--- Begin Provided data ---
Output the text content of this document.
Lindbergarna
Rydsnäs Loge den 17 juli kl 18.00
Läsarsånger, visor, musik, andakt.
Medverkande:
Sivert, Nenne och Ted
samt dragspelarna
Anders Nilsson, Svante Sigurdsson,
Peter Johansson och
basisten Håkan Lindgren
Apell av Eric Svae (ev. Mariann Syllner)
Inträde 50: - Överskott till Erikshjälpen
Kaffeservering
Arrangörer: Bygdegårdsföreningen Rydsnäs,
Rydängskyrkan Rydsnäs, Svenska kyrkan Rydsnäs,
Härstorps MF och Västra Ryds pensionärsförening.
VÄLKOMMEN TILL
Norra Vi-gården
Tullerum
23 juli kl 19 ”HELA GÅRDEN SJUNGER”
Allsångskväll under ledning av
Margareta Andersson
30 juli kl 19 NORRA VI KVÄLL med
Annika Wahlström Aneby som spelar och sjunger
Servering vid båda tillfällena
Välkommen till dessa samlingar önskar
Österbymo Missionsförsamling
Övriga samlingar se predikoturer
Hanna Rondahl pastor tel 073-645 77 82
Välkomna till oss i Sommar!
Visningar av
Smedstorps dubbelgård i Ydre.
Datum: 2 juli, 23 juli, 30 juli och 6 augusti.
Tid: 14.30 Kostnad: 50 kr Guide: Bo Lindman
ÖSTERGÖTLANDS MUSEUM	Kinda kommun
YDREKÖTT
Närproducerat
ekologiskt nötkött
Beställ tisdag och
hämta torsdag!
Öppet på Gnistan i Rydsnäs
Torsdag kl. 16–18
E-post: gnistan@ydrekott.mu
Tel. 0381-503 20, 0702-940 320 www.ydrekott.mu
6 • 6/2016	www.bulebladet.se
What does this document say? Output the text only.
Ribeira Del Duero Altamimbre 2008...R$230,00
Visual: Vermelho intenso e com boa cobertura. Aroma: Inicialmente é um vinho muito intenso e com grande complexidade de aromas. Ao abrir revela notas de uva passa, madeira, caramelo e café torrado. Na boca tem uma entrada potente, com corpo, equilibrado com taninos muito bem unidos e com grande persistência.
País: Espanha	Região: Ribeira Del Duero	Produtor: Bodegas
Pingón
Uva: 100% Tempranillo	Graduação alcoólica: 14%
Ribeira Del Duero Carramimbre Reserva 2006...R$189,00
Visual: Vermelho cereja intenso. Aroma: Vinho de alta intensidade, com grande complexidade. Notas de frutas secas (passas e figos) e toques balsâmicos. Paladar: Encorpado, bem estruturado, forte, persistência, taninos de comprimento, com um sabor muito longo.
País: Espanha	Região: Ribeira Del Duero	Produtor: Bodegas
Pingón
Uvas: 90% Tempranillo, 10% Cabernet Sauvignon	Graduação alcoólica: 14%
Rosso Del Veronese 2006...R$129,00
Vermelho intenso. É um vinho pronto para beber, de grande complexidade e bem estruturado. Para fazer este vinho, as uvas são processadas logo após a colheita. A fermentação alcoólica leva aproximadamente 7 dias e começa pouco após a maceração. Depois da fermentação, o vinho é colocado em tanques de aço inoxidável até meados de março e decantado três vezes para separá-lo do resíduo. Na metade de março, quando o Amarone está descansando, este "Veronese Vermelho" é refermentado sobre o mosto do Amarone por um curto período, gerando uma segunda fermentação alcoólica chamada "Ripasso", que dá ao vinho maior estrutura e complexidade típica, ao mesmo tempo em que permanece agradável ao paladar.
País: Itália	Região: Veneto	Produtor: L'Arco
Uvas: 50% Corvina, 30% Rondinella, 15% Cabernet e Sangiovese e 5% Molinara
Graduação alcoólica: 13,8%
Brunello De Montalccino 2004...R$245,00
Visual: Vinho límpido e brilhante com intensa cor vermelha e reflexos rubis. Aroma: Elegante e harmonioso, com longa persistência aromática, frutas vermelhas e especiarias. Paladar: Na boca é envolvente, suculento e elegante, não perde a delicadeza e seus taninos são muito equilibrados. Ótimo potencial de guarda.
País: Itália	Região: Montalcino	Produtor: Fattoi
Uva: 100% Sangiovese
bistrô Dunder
--- End Provided data ---
• **Instructions for the task**
Return the full listing, character for character.

• **Finished task**
Output the text content of this document.
Lindbergarna
Rydsnäs Loge den 17 juli kl 18.00
Läsarsånger, visor, musik, andakt.
Medverkande:
Sivert, Nenne och Ted
samt dragspelarna
Anders Nilsson, Svante Sigurdsson,
Peter Johansson och
basisten Håkan Lindgren
Apell av Eric Svae (ev. Mariann Syllner)
Inträde 50: - Överskott till Erikshjälpen
Kaffeservering
Arrangörer: Bygdegårdsföreningen Rydsnäs,
Rydängskyrkan Rydsnäs, Svenska kyrkan Rydsnäs,
Härstorps MF och Västra Ryds pensionärsförening.
VÄLKOMMEN TILL
Norra Vi-gården
Tullerum
23 juli kl 19 ”HELA GÅRDEN SJUNGER”
Allsångskväll under ledning av
Margareta Andersson
30 juli kl 19 NORRA VI KVÄLL med
Annika Wahlström Aneby som spelar och sjunger
Servering vid båda tillfällena
Välkommen till dessa samlingar önskar
Österbymo Missionsförsamling
Övriga samlingar se predikoturer
Hanna Rondahl pastor tel 073-645 77 82
Välkomna till oss i Sommar!
Visningar av
Smedstorps dubbelgård i Ydre.
Datum: 2 juli, 23 juli, 30 juli och 6 augusti.
Tid: 14.30 Kostnad: 50 kr Guide: Bo Lindman
ÖSTERGÖTLANDS MUSEUM	Kinda kommun
YDREKÖTT
Närproducerat
ekologiskt nötkött
Beställ tisdag och
hämta torsdag!
Öppet på Gnistan i Rydsnäs
Torsdag kl. 16–18
E-post: gnistan@ydrekott.mu
Tel. 0381-503 20, 0702-940 320 www.ydrekott.mu
6 • 6/2016	www.bulebladet.se
What does this document say? Output the text only.
Ribeira Del Duero Altamimbre 2008...R$230,00
Visual: Vermelho intenso e com boa cobertura. Aroma: Inicialmente é um vinho muito intenso e com grande complexidade de aromas. Ao abrir revela notas de uva passa, madeira, caramelo e café torrado. Na boca tem uma entrada potente, com corpo, equilibrado com taninos muito bem unidos e com grande persistência.
País: Espanha	Região: Ribeira Del Duero	Produtor: Bodegas
Pingón
Uva: 100% Tempranillo	Graduação alcoólica: 14%
Ribeira Del Duero Carramimbre Reserva 2006...R$189,00
Visual: Vermelho cereja intenso. Aroma: Vinho de alta intensidade, com grande complexidade. Notas de frutas secas (passas e figos) e toques balsâmicos. Paladar: Encorpado, bem estruturado, forte, persistência, taninos de comprimento, com um sabor muito longo.
País: Espanha	Região: Ribeira Del Duero	Produtor: Bodegas
Pingón
Uvas: 90% Tempranillo, 10% Cabernet Sauvignon	Graduação alcoólica: 14%
Rosso Del Veronese 2006...R$129,00
Vermelho intenso. É um vinho pronto para beber, de grande complexidade e bem estruturado. Para fazer este vinho, as uvas são processadas logo após a colheita. A fermentação alcoólica leva aproximadamente 7 dias e começa pouco após a maceração. Depois da fermentação, o vinho é colocado em tanques de aço inoxidável até meados de março e decantado três vezes para separá-lo do resíduo. Na metade de março, quando o Amarone está descansando, este "Veronese Vermelho" é refermentado sobre o mosto do Amarone por um curto período, gerando uma segunda fermentação alcoólica chamada "Ripasso", que dá ao vinho maior estrutura e complexidade típica, ao mesmo tempo em que permanece agradável ao paladar.
País: Itália	Região: Veneto	Produtor: L'Arco
Uvas: 50% Corvina, 30% Rondinella, 15% Cabernet e Sangiovese e 5% Molinara
Graduação alcoólica: 13,8%
Brunello De Montalccino 2004...R$245,00
Visual: Vinho límpido e brilhante com intensa cor vermelha e reflexos rubis. Aroma: Elegante e harmonioso, com longa persistência aromática, frutas vermelhas e especiarias. Paladar: Na boca é envolvente, suculento e elegante, não perde a delicadeza e seus taninos são muito equilibrados. Ótimo potencial de guarda.
País: Itália	Região: Montalcino	Produtor: Fattoi
Uva: 100% Sangiovese
bistrô Dunder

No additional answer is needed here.